# Supplied entries start
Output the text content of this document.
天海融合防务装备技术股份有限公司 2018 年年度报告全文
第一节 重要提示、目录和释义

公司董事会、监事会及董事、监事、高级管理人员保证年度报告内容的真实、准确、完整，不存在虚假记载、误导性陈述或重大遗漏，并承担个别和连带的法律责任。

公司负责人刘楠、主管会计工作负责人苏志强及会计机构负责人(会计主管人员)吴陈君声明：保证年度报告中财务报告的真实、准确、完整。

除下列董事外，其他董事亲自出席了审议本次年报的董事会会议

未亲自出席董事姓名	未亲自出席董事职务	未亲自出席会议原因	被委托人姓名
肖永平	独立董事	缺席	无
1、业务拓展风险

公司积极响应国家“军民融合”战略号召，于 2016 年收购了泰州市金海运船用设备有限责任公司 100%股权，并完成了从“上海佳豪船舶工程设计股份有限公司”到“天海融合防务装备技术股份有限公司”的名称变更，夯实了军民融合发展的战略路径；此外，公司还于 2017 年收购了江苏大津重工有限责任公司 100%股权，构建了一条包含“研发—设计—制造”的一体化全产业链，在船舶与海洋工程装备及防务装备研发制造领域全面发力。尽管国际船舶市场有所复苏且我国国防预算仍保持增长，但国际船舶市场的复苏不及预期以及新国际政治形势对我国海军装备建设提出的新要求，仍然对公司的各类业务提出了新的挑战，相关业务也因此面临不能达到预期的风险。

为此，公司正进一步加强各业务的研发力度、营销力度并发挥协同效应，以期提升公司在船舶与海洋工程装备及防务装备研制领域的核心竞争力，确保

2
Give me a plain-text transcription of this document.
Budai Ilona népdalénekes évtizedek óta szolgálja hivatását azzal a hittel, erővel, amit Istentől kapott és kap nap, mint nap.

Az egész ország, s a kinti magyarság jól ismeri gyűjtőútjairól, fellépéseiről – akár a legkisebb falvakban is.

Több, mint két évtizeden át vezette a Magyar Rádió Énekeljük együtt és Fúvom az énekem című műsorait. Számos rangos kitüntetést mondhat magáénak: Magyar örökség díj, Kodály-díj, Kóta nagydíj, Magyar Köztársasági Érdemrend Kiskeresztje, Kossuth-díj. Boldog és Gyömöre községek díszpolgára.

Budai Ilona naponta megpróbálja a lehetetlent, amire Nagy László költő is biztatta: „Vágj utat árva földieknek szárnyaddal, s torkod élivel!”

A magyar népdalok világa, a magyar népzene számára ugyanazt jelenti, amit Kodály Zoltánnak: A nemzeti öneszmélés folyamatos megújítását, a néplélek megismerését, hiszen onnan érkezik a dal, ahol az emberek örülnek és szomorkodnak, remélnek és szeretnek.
# Supplied entries end
◆ **Brief**
Every record shown above must be echoed exactly.

◆ **Solution to the problem**
Output the text content of this document.
天海融合防务装备技术股份有限公司 2018 年年度报告全文
第一节 重要提示、目录和释义

公司董事会、监事会及董事、监事、高级管理人员保证年度报告内容的真实、准确、完整，不存在虚假记载、误导性陈述或重大遗漏，并承担个别和连带的法律责任。

公司负责人刘楠、主管会计工作负责人苏志强及会计机构负责人(会计主管人员)吴陈君声明：保证年度报告中财务报告的真实、准确、完整。

除下列董事外，其他董事亲自出席了审议本次年报的董事会会议

未亲自出席董事姓名	未亲自出席董事职务	未亲自出席会议原因	被委托人姓名
肖永平	独立董事	缺席	无
1、业务拓展风险

公司积极响应国家“军民融合”战略号召，于 2016 年收购了泰州市金海运船用设备有限责任公司 100%股权，并完成了从“上海佳豪船舶工程设计股份有限公司”到“天海融合防务装备技术股份有限公司”的名称变更，夯实了军民融合发展的战略路径；此外，公司还于 2017 年收购了江苏大津重工有限责任公司 100%股权，构建了一条包含“研发—设计—制造”的一体化全产业链，在船舶与海洋工程装备及防务装备研发制造领域全面发力。尽管国际船舶市场有所复苏且我国国防预算仍保持增长，但国际船舶市场的复苏不及预期以及新国际政治形势对我国海军装备建设提出的新要求，仍然对公司的各类业务提出了新的挑战，相关业务也因此面临不能达到预期的风险。

为此，公司正进一步加强各业务的研发力度、营销力度并发挥协同效应，以期提升公司在船舶与海洋工程装备及防务装备研制领域的核心竞争力，确保

2
Give me a plain-text transcription of this document.
Budai Ilona népdalénekes évtizedek óta szolgálja hivatását azzal a hittel, erővel, amit Istentől kapott és kap nap, mint nap.

Az egész ország, s a kinti magyarság jól ismeri gyűjtőútjairól, fellépéseiről – akár a legkisebb falvakban is.

Több, mint két évtizeden át vezette a Magyar Rádió Énekeljük együtt és Fúvom az énekem című műsorait. Számos rangos kitüntetést mondhat magáénak: Magyar örökség díj, Kodály-díj, Kóta nagydíj, Magyar Köztársasági Érdemrend Kiskeresztje, Kossuth-díj. Boldog és Gyömöre községek díszpolgára.

Budai Ilona naponta megpróbálja a lehetetlent, amire Nagy László költő is biztatta: „Vágj utat árva földieknek szárnyaddal, s torkod élivel!”

A magyar népdalok világa, a magyar népzene számára ugyanazt jelenti, amit Kodály Zoltánnak: A nemzeti öneszmélés folyamatos megújítását, a néplélek megismerését, hiszen onnan érkezik a dal, ahol az emberek örülnek és szomorkodnak, remélnek és szeretnek.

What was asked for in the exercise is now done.